Excerpt to read —
•••
Presentation Information

[9p-B31-2]Understanding Carbon Material Formation Mechanisms through Reactive Species Diagnostics and Machine Learning

〇Hiroki Kondo1, Yusuke Ando2, Naoki Ueoka2, Kenji Ishikawa3, Takayoshi Tsutsumi3, Masaru Hori3, Mineo Hiramatsu4, Yutaka Matsuo2 (1.Kyushu Univ., 2.Nagoya Univ., 3.Nagoya Univ., Plasma, 4.Meijo Univ.)

Keywords:

Carbon nanomaterials,Plasma-enhanced chemical vapor deposition,Machine learning

Plasma-assisted processes are widely used for the synthesis and modification of carbon materials. Reactive species generated in plasmas play essential roles in surface reactions, structure formation, and material functionalities. However, the coexistence of numerous reactive species makes it difficult to quantitatively understand their individual contributions and synergistic effects. In this study, reactive-species diagnostics using optical emission spectroscopy (OES) and quadrupole mass spectrometry (QMS) were combined with explainable machine learning to investigate carbon material formation mechanisms. Hydrogenated amorphous carbon (a-C:H) films deposited by plasma-enhanced chemical vapor deposition were used as a model system. SHAP-based contribution analysis quantitatively evaluated the effects of dissociated and polymerized hydrocarbon species on film properties. The results revealed that carbon-rich unsaturated species contribute to improved etch resistance through increased carbon density, whereas hydrogen-rich species promote surface hydrogen termination and reduce etch resistance. The proposed approach provides mechanistic insights into the relationships among reactive species, surface reactions, structure formation, and material properties, and is applicable to a wide range of carbon materials and nanostructures.
•••
Raw data —

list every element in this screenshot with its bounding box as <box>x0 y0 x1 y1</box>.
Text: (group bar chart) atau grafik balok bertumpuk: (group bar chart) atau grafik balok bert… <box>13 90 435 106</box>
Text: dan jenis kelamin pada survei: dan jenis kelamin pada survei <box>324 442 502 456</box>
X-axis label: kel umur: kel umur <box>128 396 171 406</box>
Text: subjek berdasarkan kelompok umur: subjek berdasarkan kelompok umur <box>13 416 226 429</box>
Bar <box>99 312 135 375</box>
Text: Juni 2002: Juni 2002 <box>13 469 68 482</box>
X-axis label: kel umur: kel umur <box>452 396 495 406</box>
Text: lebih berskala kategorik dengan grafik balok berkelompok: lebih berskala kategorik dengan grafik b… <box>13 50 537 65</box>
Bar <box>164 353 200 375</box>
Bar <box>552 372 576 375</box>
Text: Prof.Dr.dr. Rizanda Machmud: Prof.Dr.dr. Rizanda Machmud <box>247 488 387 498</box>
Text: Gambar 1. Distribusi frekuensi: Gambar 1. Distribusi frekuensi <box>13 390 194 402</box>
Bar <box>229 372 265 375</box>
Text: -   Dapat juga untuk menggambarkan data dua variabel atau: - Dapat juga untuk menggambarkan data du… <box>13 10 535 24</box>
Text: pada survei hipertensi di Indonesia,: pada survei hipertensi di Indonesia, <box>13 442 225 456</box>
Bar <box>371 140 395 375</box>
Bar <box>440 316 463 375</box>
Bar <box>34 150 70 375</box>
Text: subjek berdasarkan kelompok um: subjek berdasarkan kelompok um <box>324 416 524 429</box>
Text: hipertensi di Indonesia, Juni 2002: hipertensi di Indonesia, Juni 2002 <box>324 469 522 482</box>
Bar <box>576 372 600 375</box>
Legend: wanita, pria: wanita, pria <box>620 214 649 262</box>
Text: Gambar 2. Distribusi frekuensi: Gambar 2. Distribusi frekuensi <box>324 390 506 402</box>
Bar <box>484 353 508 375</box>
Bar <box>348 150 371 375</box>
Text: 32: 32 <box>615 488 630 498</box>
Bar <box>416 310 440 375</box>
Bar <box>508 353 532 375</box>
•••
Work to be completed —
Write out the passage of the carbon materials abstract word for word, everything from "Presentation Information" down to "Plasma, 4.Meijo Univ.)".

Exercise response —
Presentation Information

[9p-B31-2]Understanding Carbon Material Formation Mechanisms through Reactive Species Diagnostics and Machine Learning

〇Hiroki Kondo1, Yusuke Ando2, Naoki Ueoka2, Kenji Ishikawa3, Takayoshi Tsutsumi3, Masaru Hori3, Mineo Hiramatsu4, Yutaka Matsuo2 (1.Kyushu Univ., 2.Nagoya Univ., 3.Nagoya Univ., Plasma, 4.Meijo Univ.)